━━━ SUPPLIED DATA
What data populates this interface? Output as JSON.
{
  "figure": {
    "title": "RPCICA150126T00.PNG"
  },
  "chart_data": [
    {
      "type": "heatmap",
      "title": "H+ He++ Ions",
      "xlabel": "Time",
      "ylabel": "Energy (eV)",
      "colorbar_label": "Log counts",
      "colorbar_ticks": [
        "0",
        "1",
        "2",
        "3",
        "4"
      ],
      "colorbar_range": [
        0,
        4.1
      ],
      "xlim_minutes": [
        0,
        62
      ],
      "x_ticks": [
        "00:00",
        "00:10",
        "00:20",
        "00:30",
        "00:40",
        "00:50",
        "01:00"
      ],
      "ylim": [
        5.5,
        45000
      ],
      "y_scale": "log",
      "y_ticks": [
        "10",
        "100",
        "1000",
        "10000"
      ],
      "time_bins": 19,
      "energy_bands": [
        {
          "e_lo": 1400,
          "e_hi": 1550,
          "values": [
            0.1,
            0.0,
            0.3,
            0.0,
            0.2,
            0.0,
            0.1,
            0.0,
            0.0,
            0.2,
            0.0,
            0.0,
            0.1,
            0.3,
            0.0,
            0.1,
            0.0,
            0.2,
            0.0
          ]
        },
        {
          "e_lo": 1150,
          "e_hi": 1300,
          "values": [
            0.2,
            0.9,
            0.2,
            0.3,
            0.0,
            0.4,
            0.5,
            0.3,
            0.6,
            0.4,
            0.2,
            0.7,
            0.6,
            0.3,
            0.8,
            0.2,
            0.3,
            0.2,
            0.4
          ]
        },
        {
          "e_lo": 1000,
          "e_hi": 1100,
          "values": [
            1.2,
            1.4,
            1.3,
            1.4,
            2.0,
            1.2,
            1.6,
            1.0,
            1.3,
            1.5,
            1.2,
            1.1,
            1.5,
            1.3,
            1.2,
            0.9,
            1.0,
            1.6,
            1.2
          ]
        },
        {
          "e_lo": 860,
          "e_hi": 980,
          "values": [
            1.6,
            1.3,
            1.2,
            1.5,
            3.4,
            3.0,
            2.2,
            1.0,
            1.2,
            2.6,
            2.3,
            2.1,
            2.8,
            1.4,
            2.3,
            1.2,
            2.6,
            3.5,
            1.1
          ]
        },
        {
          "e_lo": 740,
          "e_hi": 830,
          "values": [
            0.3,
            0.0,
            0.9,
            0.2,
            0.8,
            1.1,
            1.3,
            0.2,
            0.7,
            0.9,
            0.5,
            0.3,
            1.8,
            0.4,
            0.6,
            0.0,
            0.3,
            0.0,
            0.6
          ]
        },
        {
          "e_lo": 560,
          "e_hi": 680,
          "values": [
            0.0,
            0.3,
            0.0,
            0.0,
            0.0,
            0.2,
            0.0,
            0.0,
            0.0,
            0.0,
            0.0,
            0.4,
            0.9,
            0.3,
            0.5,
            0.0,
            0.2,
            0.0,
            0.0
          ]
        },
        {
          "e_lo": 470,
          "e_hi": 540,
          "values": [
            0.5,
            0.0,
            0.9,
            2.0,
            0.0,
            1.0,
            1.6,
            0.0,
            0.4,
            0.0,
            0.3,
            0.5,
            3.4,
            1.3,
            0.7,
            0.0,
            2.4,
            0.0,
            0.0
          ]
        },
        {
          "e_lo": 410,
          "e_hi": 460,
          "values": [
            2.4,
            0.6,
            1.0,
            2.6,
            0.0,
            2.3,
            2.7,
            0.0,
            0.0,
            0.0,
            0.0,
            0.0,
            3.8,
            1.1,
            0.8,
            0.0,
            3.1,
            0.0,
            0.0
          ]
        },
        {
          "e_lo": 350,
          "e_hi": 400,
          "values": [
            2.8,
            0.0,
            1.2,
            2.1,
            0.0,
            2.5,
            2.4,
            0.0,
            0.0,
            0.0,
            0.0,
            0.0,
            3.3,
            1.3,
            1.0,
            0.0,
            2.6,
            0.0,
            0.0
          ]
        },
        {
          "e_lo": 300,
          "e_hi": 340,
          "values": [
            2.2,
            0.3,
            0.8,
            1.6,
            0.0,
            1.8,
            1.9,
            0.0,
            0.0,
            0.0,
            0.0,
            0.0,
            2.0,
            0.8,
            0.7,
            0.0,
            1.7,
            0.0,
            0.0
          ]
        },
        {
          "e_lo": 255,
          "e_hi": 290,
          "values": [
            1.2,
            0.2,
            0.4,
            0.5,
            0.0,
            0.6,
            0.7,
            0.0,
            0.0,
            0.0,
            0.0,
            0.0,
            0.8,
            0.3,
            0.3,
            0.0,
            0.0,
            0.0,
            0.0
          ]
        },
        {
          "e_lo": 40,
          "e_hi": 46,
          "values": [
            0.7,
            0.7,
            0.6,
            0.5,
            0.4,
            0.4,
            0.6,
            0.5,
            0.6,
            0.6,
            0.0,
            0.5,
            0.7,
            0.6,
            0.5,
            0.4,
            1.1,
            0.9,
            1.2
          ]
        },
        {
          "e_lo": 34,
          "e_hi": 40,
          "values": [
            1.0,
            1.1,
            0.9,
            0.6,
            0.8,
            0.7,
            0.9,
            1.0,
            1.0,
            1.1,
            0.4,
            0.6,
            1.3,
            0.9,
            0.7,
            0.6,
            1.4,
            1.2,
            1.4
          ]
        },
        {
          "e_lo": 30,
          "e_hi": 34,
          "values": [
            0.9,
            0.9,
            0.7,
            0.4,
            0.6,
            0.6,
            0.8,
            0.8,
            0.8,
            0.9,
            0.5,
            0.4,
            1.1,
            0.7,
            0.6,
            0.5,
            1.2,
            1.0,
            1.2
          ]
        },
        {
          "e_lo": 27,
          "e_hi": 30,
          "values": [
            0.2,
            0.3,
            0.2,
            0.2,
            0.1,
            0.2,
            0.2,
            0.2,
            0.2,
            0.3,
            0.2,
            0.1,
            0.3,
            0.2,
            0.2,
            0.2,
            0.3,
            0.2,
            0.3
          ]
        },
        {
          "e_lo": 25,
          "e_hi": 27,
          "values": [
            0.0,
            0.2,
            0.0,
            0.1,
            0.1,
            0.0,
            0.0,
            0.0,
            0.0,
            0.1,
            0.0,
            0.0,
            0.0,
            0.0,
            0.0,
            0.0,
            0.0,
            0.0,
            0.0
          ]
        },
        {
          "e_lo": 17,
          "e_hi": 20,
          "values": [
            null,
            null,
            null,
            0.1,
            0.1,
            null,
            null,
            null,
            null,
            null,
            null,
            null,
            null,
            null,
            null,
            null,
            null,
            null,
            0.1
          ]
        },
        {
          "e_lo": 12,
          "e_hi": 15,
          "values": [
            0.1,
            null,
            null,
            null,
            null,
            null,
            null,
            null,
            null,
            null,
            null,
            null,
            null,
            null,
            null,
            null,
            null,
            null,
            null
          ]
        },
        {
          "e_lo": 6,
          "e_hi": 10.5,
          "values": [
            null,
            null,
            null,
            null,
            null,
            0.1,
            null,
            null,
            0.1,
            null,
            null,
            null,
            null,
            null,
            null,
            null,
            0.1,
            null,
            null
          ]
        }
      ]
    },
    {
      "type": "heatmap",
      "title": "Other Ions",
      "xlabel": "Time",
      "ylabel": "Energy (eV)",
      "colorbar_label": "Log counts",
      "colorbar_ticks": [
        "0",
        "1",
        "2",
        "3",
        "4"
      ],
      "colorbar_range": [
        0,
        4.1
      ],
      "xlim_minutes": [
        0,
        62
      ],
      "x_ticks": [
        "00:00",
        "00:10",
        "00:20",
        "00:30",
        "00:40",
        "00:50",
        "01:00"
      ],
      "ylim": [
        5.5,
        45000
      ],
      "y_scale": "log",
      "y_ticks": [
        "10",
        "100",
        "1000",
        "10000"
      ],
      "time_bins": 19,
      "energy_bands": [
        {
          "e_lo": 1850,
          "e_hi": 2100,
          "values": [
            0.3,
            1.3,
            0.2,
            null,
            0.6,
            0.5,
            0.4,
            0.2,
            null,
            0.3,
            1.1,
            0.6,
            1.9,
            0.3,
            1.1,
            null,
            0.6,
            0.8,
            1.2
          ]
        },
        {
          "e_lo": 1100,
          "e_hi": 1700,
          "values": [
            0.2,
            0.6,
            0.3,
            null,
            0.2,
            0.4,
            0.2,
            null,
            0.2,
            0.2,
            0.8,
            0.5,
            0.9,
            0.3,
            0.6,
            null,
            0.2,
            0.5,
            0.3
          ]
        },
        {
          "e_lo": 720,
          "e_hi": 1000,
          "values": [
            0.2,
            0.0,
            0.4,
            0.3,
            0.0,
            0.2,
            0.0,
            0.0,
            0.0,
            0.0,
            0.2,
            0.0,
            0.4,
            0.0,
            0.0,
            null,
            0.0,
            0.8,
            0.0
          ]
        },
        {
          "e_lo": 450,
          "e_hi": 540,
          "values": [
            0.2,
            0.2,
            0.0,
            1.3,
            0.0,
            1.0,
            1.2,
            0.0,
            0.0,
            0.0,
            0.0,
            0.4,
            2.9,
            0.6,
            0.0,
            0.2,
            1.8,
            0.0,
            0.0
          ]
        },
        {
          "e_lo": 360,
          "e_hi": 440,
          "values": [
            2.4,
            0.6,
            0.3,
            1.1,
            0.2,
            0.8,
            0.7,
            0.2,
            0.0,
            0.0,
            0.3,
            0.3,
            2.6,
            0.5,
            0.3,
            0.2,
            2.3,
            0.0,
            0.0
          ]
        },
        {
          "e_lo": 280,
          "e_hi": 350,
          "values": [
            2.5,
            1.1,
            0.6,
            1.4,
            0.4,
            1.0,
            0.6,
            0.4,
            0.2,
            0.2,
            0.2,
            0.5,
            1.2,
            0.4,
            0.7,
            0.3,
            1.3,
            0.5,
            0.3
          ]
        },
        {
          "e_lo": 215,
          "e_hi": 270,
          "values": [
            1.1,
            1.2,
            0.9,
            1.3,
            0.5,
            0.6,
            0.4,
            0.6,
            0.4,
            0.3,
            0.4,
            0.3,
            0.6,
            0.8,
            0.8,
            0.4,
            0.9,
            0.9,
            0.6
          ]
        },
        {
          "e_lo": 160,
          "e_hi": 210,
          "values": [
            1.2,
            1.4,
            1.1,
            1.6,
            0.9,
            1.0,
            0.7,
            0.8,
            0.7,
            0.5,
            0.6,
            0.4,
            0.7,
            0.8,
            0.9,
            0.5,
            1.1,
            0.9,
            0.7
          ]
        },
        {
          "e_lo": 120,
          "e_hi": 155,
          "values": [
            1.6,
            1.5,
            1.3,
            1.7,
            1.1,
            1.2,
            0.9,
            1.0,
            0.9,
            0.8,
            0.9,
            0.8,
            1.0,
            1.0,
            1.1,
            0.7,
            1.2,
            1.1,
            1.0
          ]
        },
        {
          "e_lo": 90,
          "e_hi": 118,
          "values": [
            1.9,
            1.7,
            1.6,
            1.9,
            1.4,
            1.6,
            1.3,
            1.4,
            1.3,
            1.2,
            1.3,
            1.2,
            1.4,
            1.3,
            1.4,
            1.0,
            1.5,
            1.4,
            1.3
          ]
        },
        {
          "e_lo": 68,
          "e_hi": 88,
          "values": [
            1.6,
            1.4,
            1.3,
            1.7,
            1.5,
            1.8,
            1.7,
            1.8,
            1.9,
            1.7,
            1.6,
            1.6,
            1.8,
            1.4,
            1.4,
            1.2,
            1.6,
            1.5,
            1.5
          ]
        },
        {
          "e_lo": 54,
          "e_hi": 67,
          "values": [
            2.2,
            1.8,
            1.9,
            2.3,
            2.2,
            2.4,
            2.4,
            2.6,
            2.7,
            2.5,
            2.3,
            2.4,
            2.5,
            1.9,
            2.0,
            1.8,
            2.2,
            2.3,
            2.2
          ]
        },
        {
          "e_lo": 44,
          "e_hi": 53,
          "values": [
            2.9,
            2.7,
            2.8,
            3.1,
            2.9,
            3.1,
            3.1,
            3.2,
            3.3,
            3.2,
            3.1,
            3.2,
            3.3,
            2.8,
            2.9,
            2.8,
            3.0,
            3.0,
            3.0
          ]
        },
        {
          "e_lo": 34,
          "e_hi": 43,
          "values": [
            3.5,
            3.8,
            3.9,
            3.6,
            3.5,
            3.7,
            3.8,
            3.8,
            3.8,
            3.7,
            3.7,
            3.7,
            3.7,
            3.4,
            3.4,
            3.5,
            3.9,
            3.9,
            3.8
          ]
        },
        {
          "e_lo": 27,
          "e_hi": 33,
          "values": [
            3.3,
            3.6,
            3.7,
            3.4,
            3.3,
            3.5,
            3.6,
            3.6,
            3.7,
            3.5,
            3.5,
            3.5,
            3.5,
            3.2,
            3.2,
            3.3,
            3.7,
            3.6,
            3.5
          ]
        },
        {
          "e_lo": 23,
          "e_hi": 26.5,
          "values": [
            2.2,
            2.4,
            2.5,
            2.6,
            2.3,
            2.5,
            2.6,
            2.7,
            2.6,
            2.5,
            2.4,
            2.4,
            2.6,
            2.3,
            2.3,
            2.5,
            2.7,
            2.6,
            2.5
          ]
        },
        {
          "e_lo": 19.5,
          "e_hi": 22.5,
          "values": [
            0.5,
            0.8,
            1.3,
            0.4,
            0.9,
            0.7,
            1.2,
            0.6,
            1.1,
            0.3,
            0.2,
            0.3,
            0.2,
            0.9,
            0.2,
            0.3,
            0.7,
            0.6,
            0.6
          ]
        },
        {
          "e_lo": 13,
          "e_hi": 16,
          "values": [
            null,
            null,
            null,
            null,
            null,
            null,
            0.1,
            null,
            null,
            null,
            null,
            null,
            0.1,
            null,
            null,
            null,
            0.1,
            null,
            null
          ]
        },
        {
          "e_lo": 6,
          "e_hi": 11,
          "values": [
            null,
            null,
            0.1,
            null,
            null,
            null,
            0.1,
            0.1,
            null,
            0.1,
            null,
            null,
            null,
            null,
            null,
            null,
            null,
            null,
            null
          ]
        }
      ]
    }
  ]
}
━━━━━━
PROBLEM DETAILS. Copy all lines from the material that contain "title".

RESPONSE TO THE TASK.
    "title": "RPCICA150126T00.PNG"
      "title": "H+ He++ Ions",
      "title": "Other Ions",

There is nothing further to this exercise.